- WHAT YOU ARE ASKED TO DO
Without the pictures, return all of the material exactly as written.

- THE DATA
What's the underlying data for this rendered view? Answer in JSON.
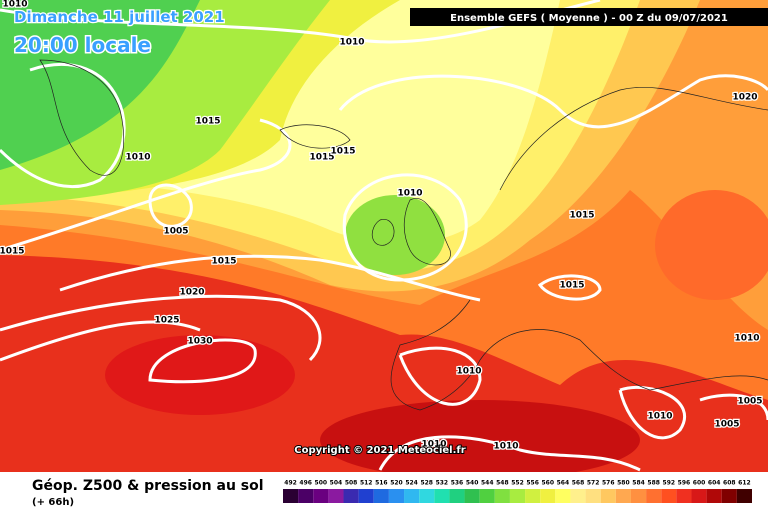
{
  "header": {
    "date": "Dimanche 11 juillet 2021",
    "time": "20:00 locale",
    "run": "Ensemble GEFS  ( Moyenne )  - 00 Z du 09/07/2021"
  },
  "isobars": {
    "labels": [
      "1010",
      "1010",
      "1020",
      "1015",
      "1010",
      "1015",
      "1015",
      "1010",
      "1015",
      "1005",
      "1015",
      "1015",
      "1020",
      "1015",
      "1025",
      "1030",
      "1010",
      "1010",
      "1010",
      "1005",
      "1005",
      "1010",
      "1010"
    ]
  },
  "copyright": "Copyright © 2021 Meteociel.fr",
  "legend": {
    "title": "Géop. Z500 & pression au sol",
    "subtitle": "(+ 66h)",
    "values": [
      492,
      496,
      500,
      504,
      508,
      512,
      516,
      520,
      524,
      528,
      532,
      536,
      540,
      544,
      548,
      552,
      556,
      560,
      564,
      568,
      572,
      576,
      580,
      584,
      588,
      592,
      596,
      600,
      604,
      608,
      612
    ],
    "colors": [
      "#2a0033",
      "#4b0066",
      "#6a0080",
      "#8b1aa0",
      "#3a2ab0",
      "#2040d0",
      "#1f6ae0",
      "#2a90f0",
      "#30b8f0",
      "#30d8e0",
      "#20e0b0",
      "#20d080",
      "#30c050",
      "#50d040",
      "#80e040",
      "#a8ec40",
      "#d0f040",
      "#f0f040",
      "#ffff60",
      "#fff08c",
      "#ffe080",
      "#ffc860",
      "#ffa850",
      "#ff9040",
      "#ff7030",
      "#ff5020",
      "#f03020",
      "#d81818",
      "#b00808",
      "#800000",
      "#400000"
    ]
  }
}
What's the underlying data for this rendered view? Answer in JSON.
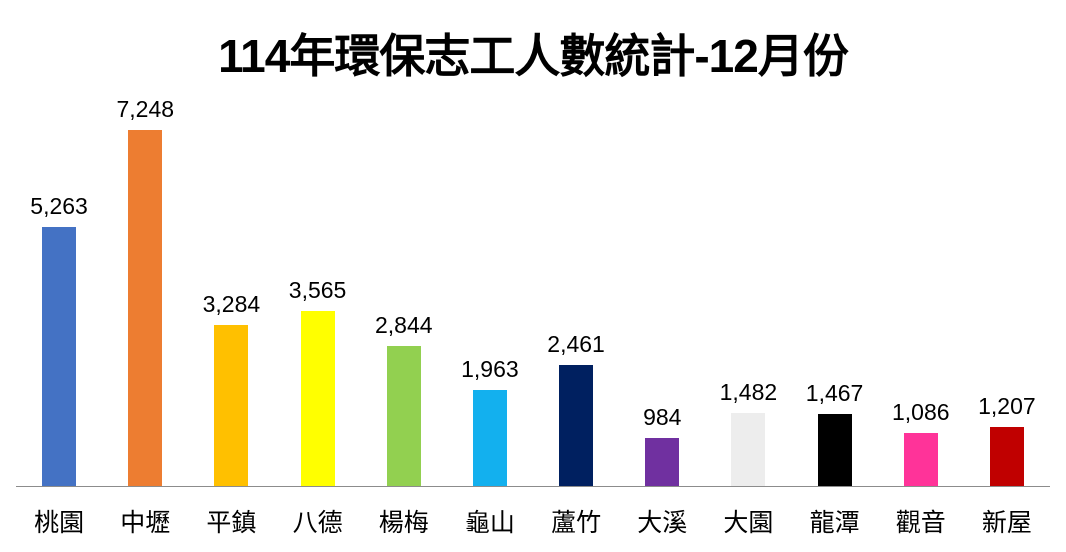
{
  "title": "114年環保志工人數統計-12月份",
  "chart_data": {
    "type": "bar",
    "title": "114年環保志工人數統計-12月份",
    "xlabel": "",
    "ylabel": "",
    "categories": [
      "桃園",
      "中壢",
      "平鎮",
      "八德",
      "楊梅",
      "龜山",
      "蘆竹",
      "大溪",
      "大園",
      "龍潭",
      "觀音",
      "新屋"
    ],
    "values": [
      5263,
      7248,
      3284,
      3565,
      2844,
      1963,
      2461,
      984,
      1482,
      1467,
      1086,
      1207
    ],
    "value_labels": [
      "5,263",
      "7,248",
      "3,284",
      "3,565",
      "2,844",
      "1,963",
      "2,461",
      "984",
      "1,482",
      "1,467",
      "1,086",
      "1,207"
    ],
    "colors": [
      "#4472C4",
      "#ED7D31",
      "#FFC000",
      "#FFFF00",
      "#92D050",
      "#13B0EE",
      "#002060",
      "#7030A0",
      "#EDEDED",
      "#000000",
      "#FF3399",
      "#C00000"
    ],
    "ylim": [
      0,
      7248
    ],
    "grid": false,
    "legend": "none",
    "data_labels": true
  }
}
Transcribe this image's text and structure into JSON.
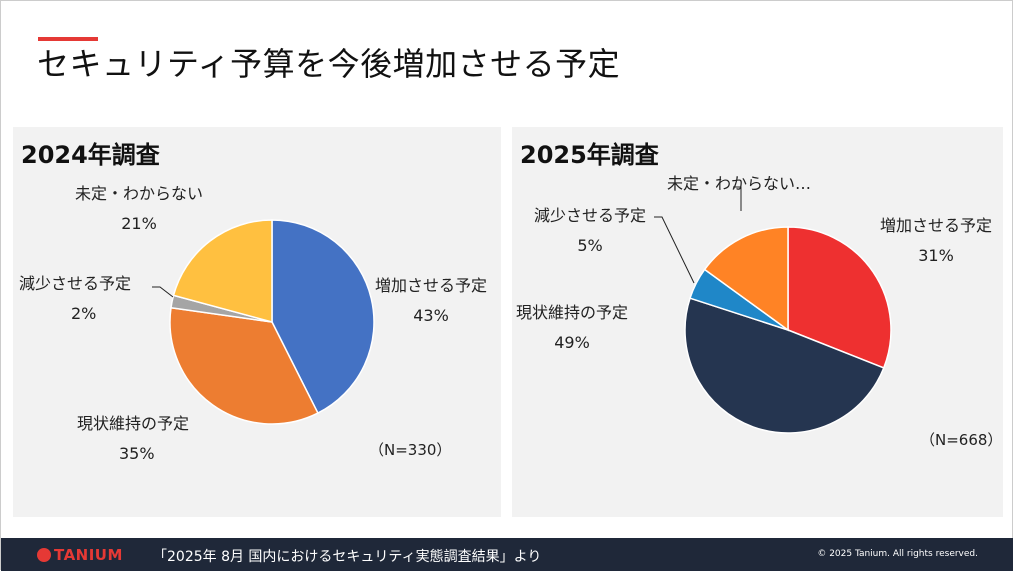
{
  "title": "セキュリティ予算を今後増加させる予定",
  "footer": {
    "logo": "TANIUM",
    "source": "「2025年 8月 国内におけるセキュリティ実態調査結果」より",
    "copyright": "© 2025 Tanium. All rights reserved."
  },
  "chart_data": [
    {
      "type": "pie",
      "title": "2024年調査",
      "note": "（N=330）",
      "categories": [
        "増加させる予定",
        "現状維持の予定",
        "減少させる予定",
        "未定・わからない"
      ],
      "values": [
        43,
        35,
        2,
        21
      ],
      "value_labels": [
        "43%",
        "35%",
        "2%",
        "21%"
      ],
      "colors": [
        "#4472c4",
        "#ed7d31",
        "#a5a5a5",
        "#ffc040"
      ]
    },
    {
      "type": "pie",
      "title": "2025年調査",
      "note": "（N=668）",
      "categories": [
        "増加させる予定",
        "現状維持の予定",
        "減少させる予定",
        "未定・わからない…"
      ],
      "values": [
        31,
        49,
        5,
        15
      ],
      "value_labels": [
        "31%",
        "49%",
        "5%",
        ""
      ],
      "colors": [
        "#ee3030",
        "#253550",
        "#1f87c8",
        "#ff8325"
      ]
    }
  ]
}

- FULL ANSWER
What's the underlying data for this rendered view? Answer in JSON.
{
  "header": {
    "date": "Dimanche 11 juillet 2021",
    "time": "20:00 locale",
    "run": "Ensemble GEFS  ( Moyenne )  - 00 Z du 09/07/2021"
  },
  "isobars": {
    "labels": [
      "1010",
      "1010",
      "1020",
      "1015",
      "1010",
      "1015",
      "1015",
      "1010",
      "1015",
      "1005",
      "1015",
      "1015",
      "1020",
      "1015",
      "1025",
      "1030",
      "1010",
      "1010",
      "1010",
      "1005",
      "1005",
      "1010",
      "1010"
    ]
  },
  "copyright": "Copyright © 2021 Meteociel.fr",
  "legend": {
    "title": "Géop. Z500 & pression au sol",
    "subtitle": "(+ 66h)",
    "values": [
      492,
      496,
      500,
      504,
      508,
      512,
      516,
      520,
      524,
      528,
      532,
      536,
      540,
      544,
      548,
      552,
      556,
      560,
      564,
      568,
      572,
      576,
      580,
      584,
      588,
      592,
      596,
      600,
      604,
      608,
      612
    ],
    "colors": [
      "#2a0033",
      "#4b0066",
      "#6a0080",
      "#8b1aa0",
      "#3a2ab0",
      "#2040d0",
      "#1f6ae0",
      "#2a90f0",
      "#30b8f0",
      "#30d8e0",
      "#20e0b0",
      "#20d080",
      "#30c050",
      "#50d040",
      "#80e040",
      "#a8ec40",
      "#d0f040",
      "#f0f040",
      "#ffff60",
      "#fff08c",
      "#ffe080",
      "#ffc860",
      "#ffa850",
      "#ff9040",
      "#ff7030",
      "#ff5020",
      "#f03020",
      "#d81818",
      "#b00808",
      "#800000",
      "#400000"
    ]
  }
}
What's the underlying data for this rendered view? Answer in JSON.
{
  "title": "114年環保志工人數統計-12月份",
  "chart_data": {
    "type": "bar",
    "title": "114年環保志工人數統計-12月份",
    "xlabel": "",
    "ylabel": "",
    "categories": [
      "桃園",
      "中壢",
      "平鎮",
      "八德",
      "楊梅",
      "龜山",
      "蘆竹",
      "大溪",
      "大園",
      "龍潭",
      "觀音",
      "新屋"
    ],
    "values": [
      5263,
      7248,
      3284,
      3565,
      2844,
      1963,
      2461,
      984,
      1482,
      1467,
      1086,
      1207
    ],
    "value_labels": [
      "5,263",
      "7,248",
      "3,284",
      "3,565",
      "2,844",
      "1,963",
      "2,461",
      "984",
      "1,482",
      "1,467",
      "1,086",
      "1,207"
    ],
    "colors": [
      "#4472C4",
      "#ED7D31",
      "#FFC000",
      "#FFFF00",
      "#92D050",
      "#13B0EE",
      "#002060",
      "#7030A0",
      "#EDEDED",
      "#000000",
      "#FF3399",
      "#C00000"
    ],
    "ylim": [
      0,
      7248
    ],
    "grid": false,
    "legend": "none",
    "data_labels": true
  }
}
Transcribe this image's text and structure into JSON.
{
  "title": "セキュリティ予算を今後増加させる予定",
  "footer": {
    "logo": "TANIUM",
    "source": "「2025年 8月 国内におけるセキュリティ実態調査結果」より",
    "copyright": "© 2025 Tanium. All rights reserved."
  },
  "chart_data": [
    {
      "type": "pie",
      "title": "2024年調査",
      "note": "（N=330）",
      "categories": [
        "増加させる予定",
        "現状維持の予定",
        "減少させる予定",
        "未定・わからない"
      ],
      "values": [
        43,
        35,
        2,
        21
      ],
      "value_labels": [
        "43%",
        "35%",
        "2%",
        "21%"
      ],
      "colors": [
        "#4472c4",
        "#ed7d31",
        "#a5a5a5",
        "#ffc040"
      ]
    },
    {
      "type": "pie",
      "title": "2025年調査",
      "note": "（N=668）",
      "categories": [
        "増加させる予定",
        "現状維持の予定",
        "減少させる予定",
        "未定・わからない…"
      ],
      "values": [
        31,
        49,
        5,
        15
      ],
      "value_labels": [
        "31%",
        "49%",
        "5%",
        ""
      ],
      "colors": [
        "#ee3030",
        "#253550",
        "#1f87c8",
        "#ff8325"
      ]
    }
  ]
}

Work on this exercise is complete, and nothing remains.